Below is a listing. Gather each line of it that contains "teclado".
┏━━
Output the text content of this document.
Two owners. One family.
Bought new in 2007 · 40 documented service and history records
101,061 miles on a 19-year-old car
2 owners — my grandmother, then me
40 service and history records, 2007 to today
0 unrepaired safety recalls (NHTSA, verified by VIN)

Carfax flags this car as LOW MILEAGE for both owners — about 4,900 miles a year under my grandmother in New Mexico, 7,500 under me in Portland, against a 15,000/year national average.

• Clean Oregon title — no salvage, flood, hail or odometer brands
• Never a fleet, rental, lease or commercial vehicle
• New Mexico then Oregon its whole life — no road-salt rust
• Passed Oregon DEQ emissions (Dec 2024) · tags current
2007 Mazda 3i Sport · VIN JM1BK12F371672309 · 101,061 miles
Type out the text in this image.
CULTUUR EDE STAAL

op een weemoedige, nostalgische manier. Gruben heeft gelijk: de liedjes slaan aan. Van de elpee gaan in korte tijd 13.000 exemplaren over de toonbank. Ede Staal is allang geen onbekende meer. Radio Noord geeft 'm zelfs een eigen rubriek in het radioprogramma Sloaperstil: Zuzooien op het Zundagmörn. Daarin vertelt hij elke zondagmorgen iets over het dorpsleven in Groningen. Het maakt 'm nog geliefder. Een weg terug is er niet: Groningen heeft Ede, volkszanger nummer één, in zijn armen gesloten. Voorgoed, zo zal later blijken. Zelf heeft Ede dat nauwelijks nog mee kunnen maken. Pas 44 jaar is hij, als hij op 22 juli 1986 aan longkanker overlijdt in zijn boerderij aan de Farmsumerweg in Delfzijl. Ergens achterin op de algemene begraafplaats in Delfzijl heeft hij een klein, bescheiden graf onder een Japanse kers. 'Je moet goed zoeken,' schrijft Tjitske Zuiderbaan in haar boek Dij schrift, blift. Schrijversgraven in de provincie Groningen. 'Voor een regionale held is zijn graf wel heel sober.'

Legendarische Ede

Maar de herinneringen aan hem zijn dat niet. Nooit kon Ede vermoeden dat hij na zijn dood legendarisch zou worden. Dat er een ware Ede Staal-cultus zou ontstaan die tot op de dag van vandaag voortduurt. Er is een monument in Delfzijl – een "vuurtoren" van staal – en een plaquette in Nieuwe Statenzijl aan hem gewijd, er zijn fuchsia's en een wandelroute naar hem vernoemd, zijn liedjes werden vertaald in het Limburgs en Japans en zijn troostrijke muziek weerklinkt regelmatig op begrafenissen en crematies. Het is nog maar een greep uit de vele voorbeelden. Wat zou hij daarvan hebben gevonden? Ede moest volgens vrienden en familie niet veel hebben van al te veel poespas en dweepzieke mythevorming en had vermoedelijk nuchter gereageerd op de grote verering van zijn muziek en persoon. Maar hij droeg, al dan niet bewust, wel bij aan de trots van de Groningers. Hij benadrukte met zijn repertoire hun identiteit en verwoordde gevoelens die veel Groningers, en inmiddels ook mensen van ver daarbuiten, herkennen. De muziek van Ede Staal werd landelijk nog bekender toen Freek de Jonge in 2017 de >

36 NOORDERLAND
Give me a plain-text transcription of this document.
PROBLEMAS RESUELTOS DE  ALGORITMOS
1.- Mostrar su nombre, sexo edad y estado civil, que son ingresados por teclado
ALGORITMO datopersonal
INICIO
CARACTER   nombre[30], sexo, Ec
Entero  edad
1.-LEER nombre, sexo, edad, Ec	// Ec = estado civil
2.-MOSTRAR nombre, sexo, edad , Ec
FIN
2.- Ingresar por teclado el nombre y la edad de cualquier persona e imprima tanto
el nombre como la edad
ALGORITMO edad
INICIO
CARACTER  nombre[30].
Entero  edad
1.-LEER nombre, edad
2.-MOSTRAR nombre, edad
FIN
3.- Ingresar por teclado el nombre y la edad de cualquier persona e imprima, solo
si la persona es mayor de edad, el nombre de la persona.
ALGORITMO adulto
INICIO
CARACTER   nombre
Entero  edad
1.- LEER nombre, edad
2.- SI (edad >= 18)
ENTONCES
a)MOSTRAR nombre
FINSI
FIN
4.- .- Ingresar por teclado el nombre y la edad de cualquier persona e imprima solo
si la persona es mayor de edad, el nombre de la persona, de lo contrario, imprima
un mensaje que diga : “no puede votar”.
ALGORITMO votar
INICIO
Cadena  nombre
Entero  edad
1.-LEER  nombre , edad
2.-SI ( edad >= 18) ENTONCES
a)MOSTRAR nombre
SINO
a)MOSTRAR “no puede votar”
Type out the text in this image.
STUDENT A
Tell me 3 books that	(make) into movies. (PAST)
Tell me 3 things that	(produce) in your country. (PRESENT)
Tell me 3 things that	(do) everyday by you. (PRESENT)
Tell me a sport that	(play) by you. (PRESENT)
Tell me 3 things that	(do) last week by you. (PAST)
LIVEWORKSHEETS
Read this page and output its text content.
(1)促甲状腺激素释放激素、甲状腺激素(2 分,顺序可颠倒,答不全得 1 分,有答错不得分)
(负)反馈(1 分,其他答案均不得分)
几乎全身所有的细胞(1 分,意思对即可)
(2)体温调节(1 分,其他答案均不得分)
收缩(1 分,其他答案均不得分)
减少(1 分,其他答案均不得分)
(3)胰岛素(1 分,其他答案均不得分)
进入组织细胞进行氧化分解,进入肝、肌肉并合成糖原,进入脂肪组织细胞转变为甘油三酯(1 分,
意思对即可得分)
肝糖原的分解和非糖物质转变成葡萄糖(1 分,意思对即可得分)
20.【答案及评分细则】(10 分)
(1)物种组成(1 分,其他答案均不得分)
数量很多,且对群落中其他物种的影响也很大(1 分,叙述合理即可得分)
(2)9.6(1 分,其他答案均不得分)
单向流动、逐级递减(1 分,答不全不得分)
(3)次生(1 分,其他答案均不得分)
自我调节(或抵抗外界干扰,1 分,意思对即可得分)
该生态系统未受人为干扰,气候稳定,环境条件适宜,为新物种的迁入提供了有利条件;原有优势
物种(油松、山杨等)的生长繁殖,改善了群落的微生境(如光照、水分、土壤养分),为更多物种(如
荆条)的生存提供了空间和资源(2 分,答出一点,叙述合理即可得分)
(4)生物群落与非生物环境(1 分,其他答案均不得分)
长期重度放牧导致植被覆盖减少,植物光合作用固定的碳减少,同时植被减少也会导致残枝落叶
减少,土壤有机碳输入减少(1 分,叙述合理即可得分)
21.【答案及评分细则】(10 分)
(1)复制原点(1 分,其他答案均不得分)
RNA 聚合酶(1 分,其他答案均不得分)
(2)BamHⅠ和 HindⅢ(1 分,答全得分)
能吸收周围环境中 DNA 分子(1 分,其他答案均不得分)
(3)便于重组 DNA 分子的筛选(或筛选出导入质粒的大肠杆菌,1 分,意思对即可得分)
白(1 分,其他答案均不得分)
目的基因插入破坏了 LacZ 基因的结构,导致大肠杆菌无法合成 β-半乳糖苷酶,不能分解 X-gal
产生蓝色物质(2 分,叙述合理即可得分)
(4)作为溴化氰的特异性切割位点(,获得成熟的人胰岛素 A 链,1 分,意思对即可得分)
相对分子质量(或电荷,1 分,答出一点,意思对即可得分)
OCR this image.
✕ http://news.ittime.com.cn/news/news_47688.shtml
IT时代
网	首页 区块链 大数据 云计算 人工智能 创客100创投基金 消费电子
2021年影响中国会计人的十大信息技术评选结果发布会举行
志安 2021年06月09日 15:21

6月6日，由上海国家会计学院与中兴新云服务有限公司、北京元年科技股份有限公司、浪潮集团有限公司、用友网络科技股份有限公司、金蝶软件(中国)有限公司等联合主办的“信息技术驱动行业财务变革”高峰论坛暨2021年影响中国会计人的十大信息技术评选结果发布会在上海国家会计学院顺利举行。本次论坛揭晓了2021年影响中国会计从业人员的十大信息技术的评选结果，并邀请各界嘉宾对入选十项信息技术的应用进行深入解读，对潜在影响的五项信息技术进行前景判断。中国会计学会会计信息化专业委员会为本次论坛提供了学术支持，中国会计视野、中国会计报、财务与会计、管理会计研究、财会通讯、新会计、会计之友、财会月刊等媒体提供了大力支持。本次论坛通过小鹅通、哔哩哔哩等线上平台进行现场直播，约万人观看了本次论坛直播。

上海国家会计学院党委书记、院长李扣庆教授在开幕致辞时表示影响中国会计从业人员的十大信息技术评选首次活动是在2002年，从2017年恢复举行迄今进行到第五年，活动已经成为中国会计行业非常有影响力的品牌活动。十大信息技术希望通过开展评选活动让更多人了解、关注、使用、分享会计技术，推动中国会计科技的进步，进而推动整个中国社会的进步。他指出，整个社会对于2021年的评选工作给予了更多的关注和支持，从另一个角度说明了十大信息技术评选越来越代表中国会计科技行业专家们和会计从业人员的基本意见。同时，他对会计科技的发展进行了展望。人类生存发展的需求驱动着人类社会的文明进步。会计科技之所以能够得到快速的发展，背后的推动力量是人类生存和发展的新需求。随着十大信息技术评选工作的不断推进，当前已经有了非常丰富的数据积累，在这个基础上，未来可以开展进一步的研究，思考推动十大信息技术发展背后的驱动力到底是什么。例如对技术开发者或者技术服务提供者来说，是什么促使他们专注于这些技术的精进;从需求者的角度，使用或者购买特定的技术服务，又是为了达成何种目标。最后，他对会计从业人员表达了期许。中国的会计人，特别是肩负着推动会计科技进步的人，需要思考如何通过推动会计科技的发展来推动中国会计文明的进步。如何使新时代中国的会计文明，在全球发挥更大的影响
┗━━
> _Solution to this task_
1.- Mostrar su nombre, sexo edad y estado civil, que son ingresados por teclado
2.- Ingresar por teclado el nombre y la edad de cualquier persona e imprima tanto
3.- Ingresar por teclado el nombre y la edad de cualquier persona e imprima, solo
4.- .- Ingresar por teclado el nombre y la edad de cualquier persona e imprima solo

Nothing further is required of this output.